§ Stated task A: From the composite functions post below, quote the part that opens with the words containing "h◦g means h" and closes with "what is f◦g(2)?".
§ Stated task B: In the composite functions post below, shorten the paragraph beginning "In the previous posts I gave overviews" while keeping its main facts.

§ Text excerpt:

....

# Operating Composite Functions

In the previous posts I gave overviews about domain and range as well as how to determine whether an equation is a function or not. This time let’s talk about operating composite functions. Composite functions are combination of two or more functions.

Worked Example 1:

Given $g(x)=2x+1$ , $h(x)=x^2-1$ What is h◦g?

Solution:

h◦g means h that is compose of g(x)

h◦g = h(g(x))

$h(x)=x^2-1$ $h(g(x))=(2x+1)^2-1$ $h(g(x))=4x^2+4x+1-1$ $h(g(x))=4x^2+4x$

Worked Problem 2: (Metrobank -MTAP Dep-Ed Math Challenge Elimination)

If $f(x)=1-x$ and $g(x)=x^2-1$, what is f◦g(2)?

Solution:

f◦g(x) = f(g(x))

$latex f(x) = 1-x$

$f(g(x)) = 1-(x^2-1)$ $f(g(x))=2-x^2$ $f(g(2))=2-(2)^2$ $f(g(2))=-2$

Worked Problem 3: MMC Elimination 2013

If $f(\frac{x-3}{5-x})=3x-2$, find f(x)

....

§ Extracted information:
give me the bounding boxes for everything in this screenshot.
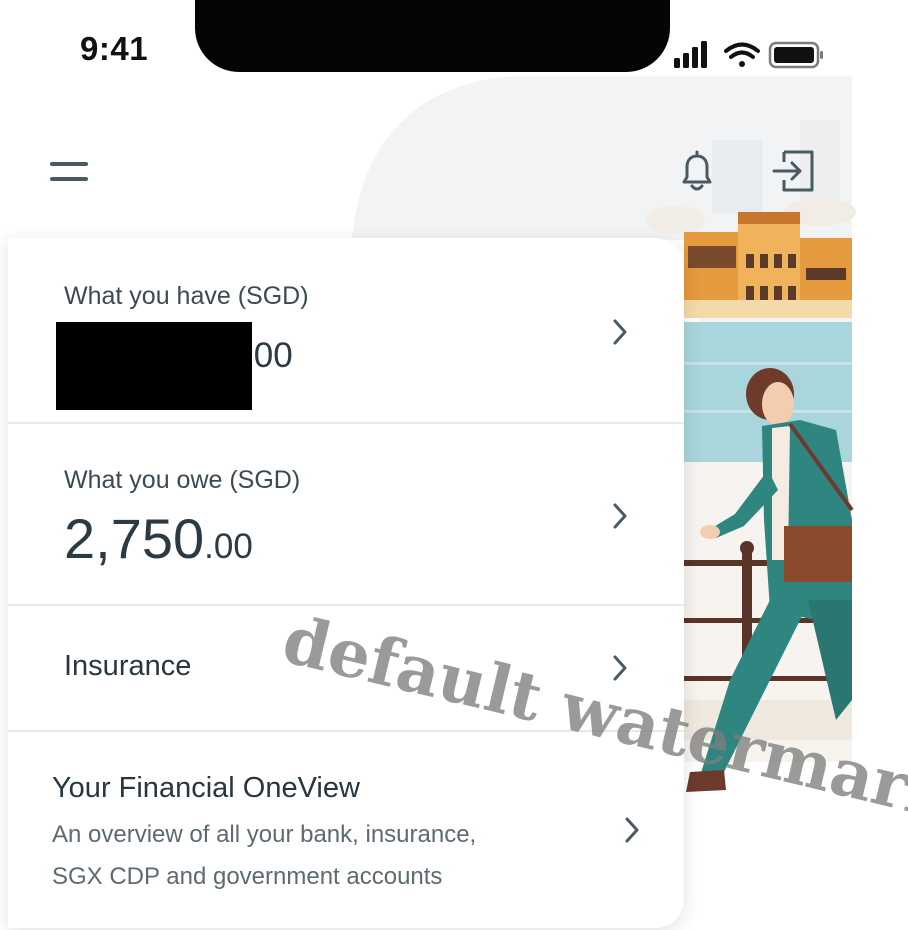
app-screen: 9:41 What you have (SGD) .00 What you ow…	[0, 0, 908, 930]
chevron-right-icon	[625, 817, 639, 843]
bell-icon[interactable]	[676, 148, 718, 194]
what-you-have-row[interactable]: What you have (SGD) .00	[8, 238, 684, 422]
menu-icon[interactable]	[50, 160, 88, 184]
what-you-owe-row[interactable]: What you owe (SGD) 2,750.00	[8, 424, 684, 604]
chevron-right-icon	[613, 319, 627, 345]
what-you-owe-amount: 2,750.00	[64, 506, 253, 571]
what-you-owe-label: What you owe (SGD)	[64, 466, 301, 494]
financial-oneview-row[interactable]: Your Financial OneView An overview of al…	[8, 732, 684, 928]
signal-icon	[674, 41, 707, 68]
device-notch	[195, 0, 670, 72]
insurance-row[interactable]: Insurance	[8, 606, 684, 730]
insurance-label: Insurance	[64, 650, 192, 682]
accounts-card: What you have (SGD) .00 What you owe (SG…	[8, 238, 684, 928]
amount-cents: .00	[204, 527, 253, 566]
chevron-right-icon	[613, 655, 627, 681]
battery-icon	[768, 41, 823, 69]
wifi-icon	[724, 42, 760, 67]
chevron-right-icon	[613, 503, 627, 529]
status-icons	[674, 41, 823, 69]
oneview-line-1: An overview of all your bank, insurance,	[52, 821, 477, 848]
amount-main: 2,750	[64, 507, 205, 570]
oneview-title: Your Financial OneView	[52, 772, 360, 804]
oneview-line-2: SGX CDP and government accounts	[52, 863, 443, 890]
what-you-have-label: What you have (SGD)	[64, 282, 309, 310]
redaction-block	[56, 322, 252, 410]
status-time: 9:41	[80, 30, 149, 67]
logout-icon[interactable]	[770, 148, 818, 194]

....

§ Exercise solution A:
h◦g means h that is compose of g(x)

h◦g = h(g(x))

$h(x)=x^2-1$ $h(g(x))=(2x+1)^2-1$ $h(g(x))=4x^2+4x+1-1$ $h(g(x))=4x^2+4x$

Worked Problem 2: (Metrobank -MTAP Dep-Ed Math Challenge Elimination)

If $f(x)=1-x$ and $g(x)=x^2-1$, what is f◦g(2)?

§ Exercise solution B: Earlier posts covered domain and range and how to tell whether an equation is a function. This one covers operating composite functions, which combine two or more functions.